■ PROVIDED RECORDS
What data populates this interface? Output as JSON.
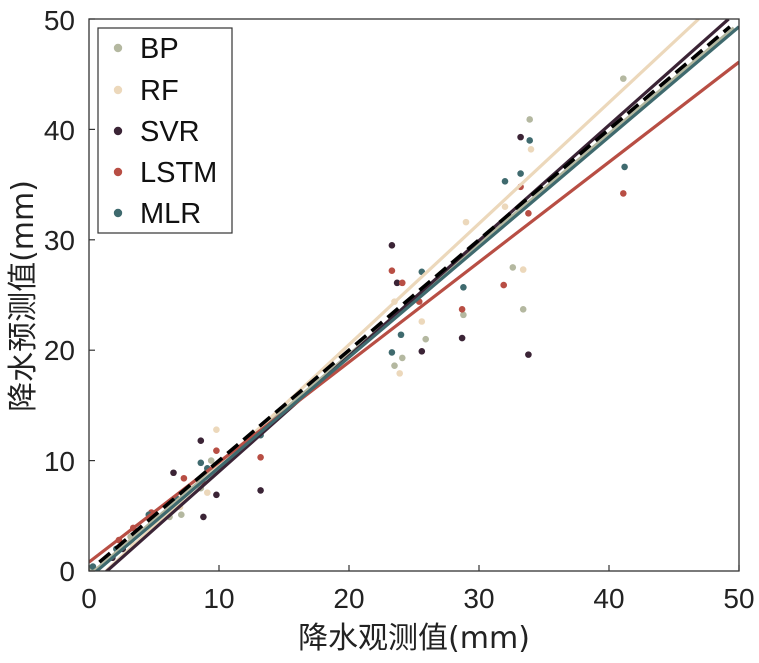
{
  "chart_data": {
    "type": "scatter",
    "xlabel": "降水观测值(mm)",
    "ylabel": "降水预测值(mm)",
    "xlim": [
      0,
      50
    ],
    "ylim": [
      0,
      50
    ],
    "xticks": [
      "0",
      "10",
      "20",
      "30",
      "40",
      "50"
    ],
    "yticks": [
      "0",
      "10",
      "20",
      "30",
      "40",
      "50"
    ],
    "grid": false,
    "legend_position": "top-left",
    "reference_line": {
      "style": "dashed",
      "color": "#000000",
      "x": [
        0.8,
        49.3
      ],
      "y": [
        0.8,
        49.3
      ]
    },
    "series": [
      {
        "name": "BP",
        "color": "#b4b8a0",
        "points": [
          [
            0.2,
            0.3
          ],
          [
            2.6,
            2.2
          ],
          [
            3.2,
            3.1
          ],
          [
            4.8,
            3.8
          ],
          [
            6.2,
            4.9
          ],
          [
            7.1,
            5.1
          ],
          [
            8.6,
            7.5
          ],
          [
            8.9,
            8.6
          ],
          [
            9.4,
            10.0
          ],
          [
            23.5,
            18.6
          ],
          [
            24.1,
            19.3
          ],
          [
            25.9,
            21.0
          ],
          [
            28.8,
            23.2
          ],
          [
            32.6,
            27.5
          ],
          [
            33.4,
            23.7
          ],
          [
            33.9,
            40.9
          ],
          [
            41.1,
            44.6
          ]
        ],
        "fit": {
          "x": [
            0,
            49.6
          ],
          "y": [
            -0.4,
            49.2
          ]
        }
      },
      {
        "name": "RF",
        "color": "#ecd8bb",
        "points": [
          [
            3.4,
            2.4
          ],
          [
            4.9,
            4.0
          ],
          [
            7.0,
            5.8
          ],
          [
            9.1,
            7.1
          ],
          [
            9.8,
            12.8
          ],
          [
            23.5,
            24.4
          ],
          [
            23.9,
            17.9
          ],
          [
            25.6,
            22.6
          ],
          [
            29.0,
            31.6
          ],
          [
            32.0,
            33.0
          ],
          [
            33.4,
            27.3
          ],
          [
            34.0,
            38.2
          ]
        ],
        "fit": {
          "x": [
            1.3,
            46.9
          ],
          "y": [
            0,
            50.0
          ]
        }
      },
      {
        "name": "SVR",
        "color": "#3b2436",
        "points": [
          [
            1.8,
            1.2
          ],
          [
            2.6,
            2.0
          ],
          [
            4.8,
            5.0
          ],
          [
            6.5,
            8.9
          ],
          [
            8.6,
            11.8
          ],
          [
            8.8,
            4.9
          ],
          [
            9.8,
            6.9
          ],
          [
            13.2,
            7.3
          ],
          [
            23.3,
            29.5
          ],
          [
            23.7,
            26.1
          ],
          [
            25.6,
            19.9
          ],
          [
            28.7,
            21.1
          ],
          [
            33.2,
            39.3
          ],
          [
            33.8,
            19.6
          ]
        ],
        "fit": {
          "x": [
            1.0,
            49.2
          ],
          "y": [
            -0.4,
            50.0
          ]
        }
      },
      {
        "name": "LSTM",
        "color": "#b84e44",
        "points": [
          [
            2.3,
            2.8
          ],
          [
            3.4,
            3.9
          ],
          [
            4.8,
            5.3
          ],
          [
            7.3,
            8.4
          ],
          [
            8.7,
            8.1
          ],
          [
            9.8,
            10.9
          ],
          [
            13.2,
            10.3
          ],
          [
            23.3,
            27.2
          ],
          [
            24.1,
            26.1
          ],
          [
            25.4,
            24.4
          ],
          [
            28.7,
            23.7
          ],
          [
            31.9,
            25.9
          ],
          [
            33.2,
            34.8
          ],
          [
            33.8,
            32.4
          ],
          [
            41.1,
            34.2
          ]
        ],
        "fit": {
          "x": [
            0,
            50.0
          ],
          "y": [
            0.8,
            46.1
          ]
        }
      },
      {
        "name": "MLR",
        "color": "#3f6a6e",
        "points": [
          [
            0.3,
            0.4
          ],
          [
            2.1,
            2.0
          ],
          [
            4.6,
            5.1
          ],
          [
            6.7,
            6.6
          ],
          [
            8.6,
            9.8
          ],
          [
            9.1,
            9.3
          ],
          [
            13.2,
            12.3
          ],
          [
            23.3,
            19.8
          ],
          [
            24.0,
            21.4
          ],
          [
            25.6,
            27.1
          ],
          [
            28.8,
            25.7
          ],
          [
            32.0,
            35.3
          ],
          [
            33.2,
            36.0
          ],
          [
            33.9,
            39.0
          ],
          [
            41.2,
            36.6
          ]
        ],
        "fit": {
          "x": [
            0,
            50.0
          ],
          "y": [
            -0.6,
            49.3
          ]
        }
      }
    ]
  }
}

■ YOUR TASK
Omit each picture, then return all of the listing exactly as it stands.

■ EXPECTED ANSWER
What data populates this interface? Output as JSON.
{
  "chart_data": {
    "type": "scatter",
    "xlabel": "降水观测值(mm)",
    "ylabel": "降水预测值(mm)",
    "xlim": [
      0,
      50
    ],
    "ylim": [
      0,
      50
    ],
    "xticks": [
      "0",
      "10",
      "20",
      "30",
      "40",
      "50"
    ],
    "yticks": [
      "0",
      "10",
      "20",
      "30",
      "40",
      "50"
    ],
    "grid": false,
    "legend_position": "top-left",
    "reference_line": {
      "style": "dashed",
      "color": "#000000",
      "x": [
        0.8,
        49.3
      ],
      "y": [
        0.8,
        49.3
      ]
    },
    "series": [
      {
        "name": "BP",
        "color": "#b4b8a0",
        "points": [
          [
            0.2,
            0.3
          ],
          [
            2.6,
            2.2
          ],
          [
            3.2,
            3.1
          ],
          [
            4.8,
            3.8
          ],
          [
            6.2,
            4.9
          ],
          [
            7.1,
            5.1
          ],
          [
            8.6,
            7.5
          ],
          [
            8.9,
            8.6
          ],
          [
            9.4,
            10.0
          ],
          [
            23.5,
            18.6
          ],
          [
            24.1,
            19.3
          ],
          [
            25.9,
            21.0
          ],
          [
            28.8,
            23.2
          ],
          [
            32.6,
            27.5
          ],
          [
            33.4,
            23.7
          ],
          [
            33.9,
            40.9
          ],
          [
            41.1,
            44.6
          ]
        ],
        "fit": {
          "x": [
            0,
            49.6
          ],
          "y": [
            -0.4,
            49.2
          ]
        }
      },
      {
        "name": "RF",
        "color": "#ecd8bb",
        "points": [
          [
            3.4,
            2.4
          ],
          [
            4.9,
            4.0
          ],
          [
            7.0,
            5.8
          ],
          [
            9.1,
            7.1
          ],
          [
            9.8,
            12.8
          ],
          [
            23.5,
            24.4
          ],
          [
            23.9,
            17.9
          ],
          [
            25.6,
            22.6
          ],
          [
            29.0,
            31.6
          ],
          [
            32.0,
            33.0
          ],
          [
            33.4,
            27.3
          ],
          [
            34.0,
            38.2
          ]
        ],
        "fit": {
          "x": [
            1.3,
            46.9
          ],
          "y": [
            0,
            50.0
          ]
        }
      },
      {
        "name": "SVR",
        "color": "#3b2436",
        "points": [
          [
            1.8,
            1.2
          ],
          [
            2.6,
            2.0
          ],
          [
            4.8,
            5.0
          ],
          [
            6.5,
            8.9
          ],
          [
            8.6,
            11.8
          ],
          [
            8.8,
            4.9
          ],
          [
            9.8,
            6.9
          ],
          [
            13.2,
            7.3
          ],
          [
            23.3,
            29.5
          ],
          [
            23.7,
            26.1
          ],
          [
            25.6,
            19.9
          ],
          [
            28.7,
            21.1
          ],
          [
            33.2,
            39.3
          ],
          [
            33.8,
            19.6
          ]
        ],
        "fit": {
          "x": [
            1.0,
            49.2
          ],
          "y": [
            -0.4,
            50.0
          ]
        }
      },
      {
        "name": "LSTM",
        "color": "#b84e44",
        "points": [
          [
            2.3,
            2.8
          ],
          [
            3.4,
            3.9
          ],
          [
            4.8,
            5.3
          ],
          [
            7.3,
            8.4
          ],
          [
            8.7,
            8.1
          ],
          [
            9.8,
            10.9
          ],
          [
            13.2,
            10.3
          ],
          [
            23.3,
            27.2
          ],
          [
            24.1,
            26.1
          ],
          [
            25.4,
            24.4
          ],
          [
            28.7,
            23.7
          ],
          [
            31.9,
            25.9
          ],
          [
            33.2,
            34.8
          ],
          [
            33.8,
            32.4
          ],
          [
            41.1,
            34.2
          ]
        ],
        "fit": {
          "x": [
            0,
            50.0
          ],
          "y": [
            0.8,
            46.1
          ]
        }
      },
      {
        "name": "MLR",
        "color": "#3f6a6e",
        "points": [
          [
            0.3,
            0.4
          ],
          [
            2.1,
            2.0
          ],
          [
            4.6,
            5.1
          ],
          [
            6.7,
            6.6
          ],
          [
            8.6,
            9.8
          ],
          [
            9.1,
            9.3
          ],
          [
            13.2,
            12.3
          ],
          [
            23.3,
            19.8
          ],
          [
            24.0,
            21.4
          ],
          [
            25.6,
            27.1
          ],
          [
            28.8,
            25.7
          ],
          [
            32.0,
            35.3
          ],
          [
            33.2,
            36.0
          ],
          [
            33.9,
            39.0
          ],
          [
            41.2,
            36.6
          ]
        ],
        "fit": {
          "x": [
            0,
            50.0
          ],
          "y": [
            -0.6,
            49.3
          ]
        }
      }
    ]
  }
}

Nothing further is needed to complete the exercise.